* Set exercise: Set down every record once more, exactly as given.
++++ Exercise materials
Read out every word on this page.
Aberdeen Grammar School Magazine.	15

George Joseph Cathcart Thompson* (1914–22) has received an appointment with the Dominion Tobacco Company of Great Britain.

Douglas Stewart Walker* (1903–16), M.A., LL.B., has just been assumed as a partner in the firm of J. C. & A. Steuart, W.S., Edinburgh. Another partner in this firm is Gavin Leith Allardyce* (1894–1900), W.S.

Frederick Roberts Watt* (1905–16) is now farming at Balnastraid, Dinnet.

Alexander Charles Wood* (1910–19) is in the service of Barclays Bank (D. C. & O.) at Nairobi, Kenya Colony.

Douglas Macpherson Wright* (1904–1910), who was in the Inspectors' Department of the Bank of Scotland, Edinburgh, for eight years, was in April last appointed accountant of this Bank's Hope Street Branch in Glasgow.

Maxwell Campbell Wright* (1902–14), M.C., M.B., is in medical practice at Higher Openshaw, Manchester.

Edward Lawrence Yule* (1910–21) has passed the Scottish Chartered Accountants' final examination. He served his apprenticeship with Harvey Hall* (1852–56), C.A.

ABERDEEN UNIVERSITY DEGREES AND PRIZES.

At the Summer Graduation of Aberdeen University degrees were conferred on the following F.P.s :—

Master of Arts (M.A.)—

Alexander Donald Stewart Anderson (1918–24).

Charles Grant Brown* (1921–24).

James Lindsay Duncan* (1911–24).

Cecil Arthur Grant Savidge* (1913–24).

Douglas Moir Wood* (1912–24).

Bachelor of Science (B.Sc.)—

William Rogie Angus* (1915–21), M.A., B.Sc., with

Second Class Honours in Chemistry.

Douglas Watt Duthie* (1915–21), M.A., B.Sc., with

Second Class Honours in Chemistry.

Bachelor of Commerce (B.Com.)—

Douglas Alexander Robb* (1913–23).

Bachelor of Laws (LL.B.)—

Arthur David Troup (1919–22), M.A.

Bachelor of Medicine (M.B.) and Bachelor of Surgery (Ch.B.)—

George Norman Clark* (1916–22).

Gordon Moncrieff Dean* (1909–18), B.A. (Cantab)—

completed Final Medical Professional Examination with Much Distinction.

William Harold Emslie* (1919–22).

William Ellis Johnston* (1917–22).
++++++++
* The completed task:
Read out every word on this page.
Aberdeen Grammar School Magazine.	15

George Joseph Cathcart Thompson* (1914–22) has received an appointment with the Dominion Tobacco Company of Great Britain.

Douglas Stewart Walker* (1903–16), M.A., LL.B., has just been assumed as a partner in the firm of J. C. & A. Steuart, W.S., Edinburgh. Another partner in this firm is Gavin Leith Allardyce* (1894–1900), W.S.

Frederick Roberts Watt* (1905–16) is now farming at Balnastraid, Dinnet.

Alexander Charles Wood* (1910–19) is in the service of Barclays Bank (D. C. & O.) at Nairobi, Kenya Colony.

Douglas Macpherson Wright* (1904–1910), who was in the Inspectors' Department of the Bank of Scotland, Edinburgh, for eight years, was in April last appointed accountant of this Bank's Hope Street Branch in Glasgow.

Maxwell Campbell Wright* (1902–14), M.C., M.B., is in medical practice at Higher Openshaw, Manchester.

Edward Lawrence Yule* (1910–21) has passed the Scottish Chartered Accountants' final examination. He served his apprenticeship with Harvey Hall* (1852–56), C.A.

ABERDEEN UNIVERSITY DEGREES AND PRIZES.

At the Summer Graduation of Aberdeen University degrees were conferred on the following F.P.s :—

Master of Arts (M.A.)—

Alexander Donald Stewart Anderson (1918–24).

Charles Grant Brown* (1921–24).

James Lindsay Duncan* (1911–24).

Cecil Arthur Grant Savidge* (1913–24).

Douglas Moir Wood* (1912–24).

Bachelor of Science (B.Sc.)—

William Rogie Angus* (1915–21), M.A., B.Sc., with

Second Class Honours in Chemistry.

Douglas Watt Duthie* (1915–21), M.A., B.Sc., with

Second Class Honours in Chemistry.

Bachelor of Commerce (B.Com.)—

Douglas Alexander Robb* (1913–23).

Bachelor of Laws (LL.B.)—

Arthur David Troup (1919–22), M.A.

Bachelor of Medicine (M.B.) and Bachelor of Surgery (Ch.B.)—

George Norman Clark* (1916–22).

Gordon Moncrieff Dean* (1909–18), B.A. (Cantab)—

completed Final Medical Professional Examination with Much Distinction.

William Harold Emslie* (1919–22).

William Ellis Johnston* (1917–22).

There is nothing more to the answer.